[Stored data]
%%

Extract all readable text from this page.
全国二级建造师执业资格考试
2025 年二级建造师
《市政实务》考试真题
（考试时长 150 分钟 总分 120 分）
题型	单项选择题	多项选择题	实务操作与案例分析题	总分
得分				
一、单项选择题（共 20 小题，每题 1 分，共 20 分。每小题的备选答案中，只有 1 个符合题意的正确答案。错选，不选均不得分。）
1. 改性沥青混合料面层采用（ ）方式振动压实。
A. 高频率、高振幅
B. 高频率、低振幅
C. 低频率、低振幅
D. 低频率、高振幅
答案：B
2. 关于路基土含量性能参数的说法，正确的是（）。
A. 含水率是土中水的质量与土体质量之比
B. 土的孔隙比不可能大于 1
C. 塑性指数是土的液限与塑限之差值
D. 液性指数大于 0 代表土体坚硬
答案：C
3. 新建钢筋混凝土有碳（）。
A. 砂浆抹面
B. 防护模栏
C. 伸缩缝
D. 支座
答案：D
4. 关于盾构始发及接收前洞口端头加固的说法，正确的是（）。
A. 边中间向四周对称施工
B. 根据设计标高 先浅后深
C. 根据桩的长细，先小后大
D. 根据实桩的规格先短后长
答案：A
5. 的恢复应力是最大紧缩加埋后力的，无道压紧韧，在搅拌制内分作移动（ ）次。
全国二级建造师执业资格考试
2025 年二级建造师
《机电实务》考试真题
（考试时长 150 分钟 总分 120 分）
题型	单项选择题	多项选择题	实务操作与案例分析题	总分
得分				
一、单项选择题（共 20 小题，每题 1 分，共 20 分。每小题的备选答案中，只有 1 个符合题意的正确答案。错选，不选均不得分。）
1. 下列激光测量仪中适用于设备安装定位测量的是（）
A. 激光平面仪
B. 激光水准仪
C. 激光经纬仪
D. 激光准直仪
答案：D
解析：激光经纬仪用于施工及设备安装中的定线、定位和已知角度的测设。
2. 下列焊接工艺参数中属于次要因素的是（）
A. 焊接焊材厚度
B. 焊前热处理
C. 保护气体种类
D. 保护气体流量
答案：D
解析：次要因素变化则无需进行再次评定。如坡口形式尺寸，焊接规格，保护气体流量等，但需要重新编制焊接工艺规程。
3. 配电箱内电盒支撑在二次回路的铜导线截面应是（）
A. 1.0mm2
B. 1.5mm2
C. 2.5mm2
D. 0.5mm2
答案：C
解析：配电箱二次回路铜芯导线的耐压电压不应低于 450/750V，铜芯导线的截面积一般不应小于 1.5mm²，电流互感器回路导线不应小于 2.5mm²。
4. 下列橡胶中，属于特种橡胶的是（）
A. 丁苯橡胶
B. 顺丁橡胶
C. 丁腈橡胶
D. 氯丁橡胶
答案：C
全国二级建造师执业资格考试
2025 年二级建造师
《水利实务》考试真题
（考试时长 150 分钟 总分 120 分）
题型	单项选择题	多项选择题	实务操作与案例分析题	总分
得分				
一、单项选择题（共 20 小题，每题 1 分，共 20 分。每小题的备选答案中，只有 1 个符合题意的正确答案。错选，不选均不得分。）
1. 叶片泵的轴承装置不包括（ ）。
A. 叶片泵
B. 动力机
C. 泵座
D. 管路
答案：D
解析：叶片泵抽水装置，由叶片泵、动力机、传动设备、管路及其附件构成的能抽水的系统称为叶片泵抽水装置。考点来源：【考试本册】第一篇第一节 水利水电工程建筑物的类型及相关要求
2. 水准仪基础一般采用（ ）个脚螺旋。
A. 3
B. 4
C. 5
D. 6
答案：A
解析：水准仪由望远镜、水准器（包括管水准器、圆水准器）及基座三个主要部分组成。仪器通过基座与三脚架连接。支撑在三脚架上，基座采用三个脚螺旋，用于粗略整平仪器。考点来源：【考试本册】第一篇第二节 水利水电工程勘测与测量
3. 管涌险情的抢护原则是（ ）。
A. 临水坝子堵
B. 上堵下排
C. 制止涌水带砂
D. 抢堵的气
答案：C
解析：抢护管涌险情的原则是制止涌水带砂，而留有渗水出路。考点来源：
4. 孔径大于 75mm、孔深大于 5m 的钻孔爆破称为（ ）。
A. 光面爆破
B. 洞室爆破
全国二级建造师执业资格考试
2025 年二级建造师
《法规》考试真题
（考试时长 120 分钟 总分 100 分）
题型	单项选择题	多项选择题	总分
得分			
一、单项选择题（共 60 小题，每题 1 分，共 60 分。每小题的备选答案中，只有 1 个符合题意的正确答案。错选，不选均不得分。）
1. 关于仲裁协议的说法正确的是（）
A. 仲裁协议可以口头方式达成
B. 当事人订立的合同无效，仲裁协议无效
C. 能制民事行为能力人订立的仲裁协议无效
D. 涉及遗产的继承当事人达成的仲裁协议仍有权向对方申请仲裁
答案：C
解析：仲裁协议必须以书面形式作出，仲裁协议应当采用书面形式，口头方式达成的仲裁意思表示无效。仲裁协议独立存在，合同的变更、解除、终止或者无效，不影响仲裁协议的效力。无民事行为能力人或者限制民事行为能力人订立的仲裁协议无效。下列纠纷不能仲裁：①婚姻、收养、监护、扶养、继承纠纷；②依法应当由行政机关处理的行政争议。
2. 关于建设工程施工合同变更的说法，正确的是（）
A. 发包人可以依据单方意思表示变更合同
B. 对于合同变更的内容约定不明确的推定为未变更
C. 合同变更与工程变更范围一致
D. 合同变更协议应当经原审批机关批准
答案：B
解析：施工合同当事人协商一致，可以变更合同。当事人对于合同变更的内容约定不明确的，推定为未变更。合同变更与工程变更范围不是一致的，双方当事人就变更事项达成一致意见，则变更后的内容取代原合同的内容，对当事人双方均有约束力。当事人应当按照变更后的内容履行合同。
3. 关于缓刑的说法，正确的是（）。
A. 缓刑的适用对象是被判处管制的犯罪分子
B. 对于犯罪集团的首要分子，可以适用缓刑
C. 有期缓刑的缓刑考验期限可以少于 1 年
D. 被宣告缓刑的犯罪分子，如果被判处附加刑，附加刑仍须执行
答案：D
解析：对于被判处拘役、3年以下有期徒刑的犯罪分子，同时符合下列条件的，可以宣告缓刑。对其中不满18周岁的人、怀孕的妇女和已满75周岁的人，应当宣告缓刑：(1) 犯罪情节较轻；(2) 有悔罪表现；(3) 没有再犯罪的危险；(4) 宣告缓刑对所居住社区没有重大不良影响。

%%

## Work required:
Collect from the data above every line that includes "考试真题".

## Solution:
《市政实务》考试真题
《机电实务》考试真题
《水利实务》考试真题
《法规》考试真题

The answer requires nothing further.